▶ [Request]: For each line of the data below that holds "JavaScript", copy the line.

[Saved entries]

---*---

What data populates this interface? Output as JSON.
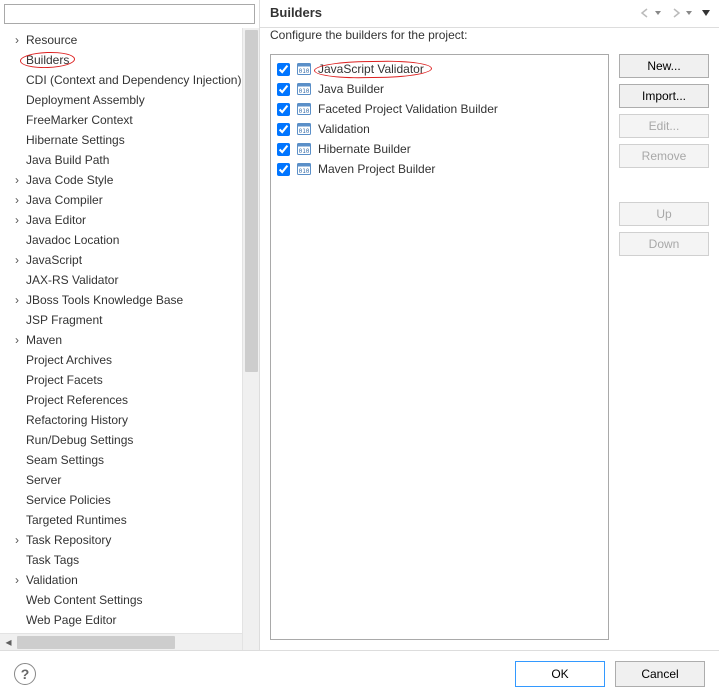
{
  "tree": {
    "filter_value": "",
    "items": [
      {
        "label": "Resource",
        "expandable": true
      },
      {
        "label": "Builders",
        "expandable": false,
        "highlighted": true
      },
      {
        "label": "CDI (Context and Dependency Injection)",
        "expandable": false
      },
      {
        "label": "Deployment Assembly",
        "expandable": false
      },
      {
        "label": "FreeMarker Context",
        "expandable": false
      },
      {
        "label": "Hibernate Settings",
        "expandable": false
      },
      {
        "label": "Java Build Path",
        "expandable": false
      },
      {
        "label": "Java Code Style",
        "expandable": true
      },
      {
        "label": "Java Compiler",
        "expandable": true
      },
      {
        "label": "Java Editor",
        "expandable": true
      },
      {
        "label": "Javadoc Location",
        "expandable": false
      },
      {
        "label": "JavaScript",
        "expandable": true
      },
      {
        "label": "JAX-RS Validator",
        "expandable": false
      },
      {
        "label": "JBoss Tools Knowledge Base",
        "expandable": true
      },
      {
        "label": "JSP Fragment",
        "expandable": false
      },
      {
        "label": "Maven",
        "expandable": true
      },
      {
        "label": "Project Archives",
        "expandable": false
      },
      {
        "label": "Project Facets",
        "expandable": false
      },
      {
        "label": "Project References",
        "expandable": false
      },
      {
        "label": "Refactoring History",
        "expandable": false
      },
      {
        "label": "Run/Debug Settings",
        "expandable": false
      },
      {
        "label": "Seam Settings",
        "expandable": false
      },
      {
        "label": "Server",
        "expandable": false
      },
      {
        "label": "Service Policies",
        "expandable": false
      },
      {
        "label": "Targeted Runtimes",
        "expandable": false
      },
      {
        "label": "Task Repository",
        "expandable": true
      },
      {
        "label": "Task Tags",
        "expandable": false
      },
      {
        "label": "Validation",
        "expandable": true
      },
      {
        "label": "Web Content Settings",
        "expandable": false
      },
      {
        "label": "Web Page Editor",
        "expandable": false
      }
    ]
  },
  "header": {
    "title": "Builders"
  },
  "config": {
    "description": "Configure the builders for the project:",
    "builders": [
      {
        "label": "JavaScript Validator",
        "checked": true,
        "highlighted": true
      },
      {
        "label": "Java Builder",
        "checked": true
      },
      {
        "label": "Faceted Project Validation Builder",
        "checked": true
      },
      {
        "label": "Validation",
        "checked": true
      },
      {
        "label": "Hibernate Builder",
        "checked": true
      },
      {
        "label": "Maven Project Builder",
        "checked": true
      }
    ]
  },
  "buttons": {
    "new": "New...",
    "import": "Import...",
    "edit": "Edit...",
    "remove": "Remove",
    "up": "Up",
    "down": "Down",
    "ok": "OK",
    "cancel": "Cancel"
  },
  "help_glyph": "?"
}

---*---

▶ [Exercise result]:
        "label": "JavaScript",
        "label": "JavaScript Validator",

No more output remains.